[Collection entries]
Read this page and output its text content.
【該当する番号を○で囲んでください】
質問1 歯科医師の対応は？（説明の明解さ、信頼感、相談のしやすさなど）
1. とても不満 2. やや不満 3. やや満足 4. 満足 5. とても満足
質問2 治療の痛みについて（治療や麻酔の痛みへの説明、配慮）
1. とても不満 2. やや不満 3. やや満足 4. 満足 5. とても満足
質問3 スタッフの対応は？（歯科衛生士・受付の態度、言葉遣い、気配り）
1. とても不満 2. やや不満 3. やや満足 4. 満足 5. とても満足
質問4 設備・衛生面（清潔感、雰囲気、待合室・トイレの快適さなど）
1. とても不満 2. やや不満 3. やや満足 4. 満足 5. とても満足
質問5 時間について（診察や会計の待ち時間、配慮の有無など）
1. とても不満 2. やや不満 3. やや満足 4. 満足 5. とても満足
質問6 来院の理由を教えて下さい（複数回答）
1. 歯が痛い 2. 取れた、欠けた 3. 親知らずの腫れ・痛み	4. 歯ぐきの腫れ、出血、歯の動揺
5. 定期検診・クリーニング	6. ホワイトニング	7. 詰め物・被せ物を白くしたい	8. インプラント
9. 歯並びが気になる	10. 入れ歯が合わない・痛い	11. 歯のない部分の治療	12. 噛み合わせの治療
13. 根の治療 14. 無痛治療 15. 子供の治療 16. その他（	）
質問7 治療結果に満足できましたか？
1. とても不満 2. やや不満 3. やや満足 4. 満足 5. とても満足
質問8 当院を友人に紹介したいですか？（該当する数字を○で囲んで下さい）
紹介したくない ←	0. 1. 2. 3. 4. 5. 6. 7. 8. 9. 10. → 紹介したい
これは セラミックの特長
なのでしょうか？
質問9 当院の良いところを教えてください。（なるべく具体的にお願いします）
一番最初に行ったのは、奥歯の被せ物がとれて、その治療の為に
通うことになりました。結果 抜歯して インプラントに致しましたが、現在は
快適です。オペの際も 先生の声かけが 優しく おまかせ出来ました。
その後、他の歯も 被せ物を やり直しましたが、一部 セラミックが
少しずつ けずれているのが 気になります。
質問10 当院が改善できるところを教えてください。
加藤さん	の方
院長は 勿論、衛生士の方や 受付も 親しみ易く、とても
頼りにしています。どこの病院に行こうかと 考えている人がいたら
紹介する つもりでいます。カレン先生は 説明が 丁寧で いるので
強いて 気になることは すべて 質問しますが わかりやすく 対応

(WORK TO BE COMPLETED):
Exactly as written, please output every entry.

(RESPONSE TO THE TASK):
Read this page and output its text content.
【該当する番号を○で囲んでください】
質問1 歯科医師の対応は？（説明の明解さ、信頼感、相談のしやすさなど）
1. とても不満 2. やや不満 3. やや満足 4. 満足 5. とても満足
質問2 治療の痛みについて（治療や麻酔の痛みへの説明、配慮）
1. とても不満 2. やや不満 3. やや満足 4. 満足 5. とても満足
質問3 スタッフの対応は？（歯科衛生士・受付の態度、言葉遣い、気配り）
1. とても不満 2. やや不満 3. やや満足 4. 満足 5. とても満足
質問4 設備・衛生面（清潔感、雰囲気、待合室・トイレの快適さなど）
1. とても不満 2. やや不満 3. やや満足 4. 満足 5. とても満足
質問5 時間について（診察や会計の待ち時間、配慮の有無など）
1. とても不満 2. やや不満 3. やや満足 4. 満足 5. とても満足
質問6 来院の理由を教えて下さい（複数回答）
1. 歯が痛い 2. 取れた、欠けた 3. 親知らずの腫れ・痛み	4. 歯ぐきの腫れ、出血、歯の動揺
5. 定期検診・クリーニング	6. ホワイトニング	7. 詰め物・被せ物を白くしたい	8. インプラント
9. 歯並びが気になる	10. 入れ歯が合わない・痛い	11. 歯のない部分の治療	12. 噛み合わせの治療
13. 根の治療 14. 無痛治療 15. 子供の治療 16. その他（	）
質問7 治療結果に満足できましたか？
1. とても不満 2. やや不満 3. やや満足 4. 満足 5. とても満足
質問8 当院を友人に紹介したいですか？（該当する数字を○で囲んで下さい）
紹介したくない ←	0. 1. 2. 3. 4. 5. 6. 7. 8. 9. 10. → 紹介したい
これは セラミックの特長
なのでしょうか？
質問9 当院の良いところを教えてください。（なるべく具体的にお願いします）
一番最初に行ったのは、奥歯の被せ物がとれて、その治療の為に
通うことになりました。結果 抜歯して インプラントに致しましたが、現在は
快適です。オペの際も 先生の声かけが 優しく おまかせ出来ました。
その後、他の歯も 被せ物を やり直しましたが、一部 セラミックが
少しずつ けずれているのが 気になります。
質問10 当院が改善できるところを教えてください。
加藤さん	の方
院長は 勿論、衛生士の方や 受付も 親しみ易く、とても
頼りにしています。どこの病院に行こうかと 考えている人がいたら
紹介する つもりでいます。カレン先生は 説明が 丁寧で いるので
強いて 気になることは すべて 質問しますが わかりやすく 対応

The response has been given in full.